◆ **TASK STATEMENT**: Return, word for word, every line that follows.

◆ **MATERIALS PROVIDED**:

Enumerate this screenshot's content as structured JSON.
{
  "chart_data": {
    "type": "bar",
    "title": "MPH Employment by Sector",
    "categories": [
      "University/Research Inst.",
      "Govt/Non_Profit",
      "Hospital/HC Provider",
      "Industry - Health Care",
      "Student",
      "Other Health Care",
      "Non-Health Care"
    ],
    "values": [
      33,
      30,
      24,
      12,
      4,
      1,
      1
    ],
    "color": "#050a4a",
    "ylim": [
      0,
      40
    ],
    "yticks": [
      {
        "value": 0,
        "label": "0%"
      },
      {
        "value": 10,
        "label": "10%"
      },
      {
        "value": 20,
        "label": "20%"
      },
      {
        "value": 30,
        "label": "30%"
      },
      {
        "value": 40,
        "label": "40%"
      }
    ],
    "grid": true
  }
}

◆ **RESPONSE FOR THIS EXERCISE**:
Enumerate this screenshot's content as structured JSON.
{
  "chart_data": {
    "type": "bar",
    "title": "MPH Employment by Sector",
    "categories": [
      "University/Research Inst.",
      "Govt/Non_Profit",
      "Hospital/HC Provider",
      "Industry - Health Care",
      "Student",
      "Other Health Care",
      "Non-Health Care"
    ],
    "values": [
      33,
      30,
      24,
      12,
      4,
      1,
      1
    ],
    "color": "#050a4a",
    "ylim": [
      0,
      40
    ],
    "yticks": [
      {
        "value": 0,
        "label": "0%"
      },
      {
        "value": 10,
        "label": "10%"
      },
      {
        "value": 20,
        "label": "20%"
      },
      {
        "value": 30,
        "label": "30%"
      },
      {
        "value": 40,
        "label": "40%"
      }
    ],
    "grid": true
  }
}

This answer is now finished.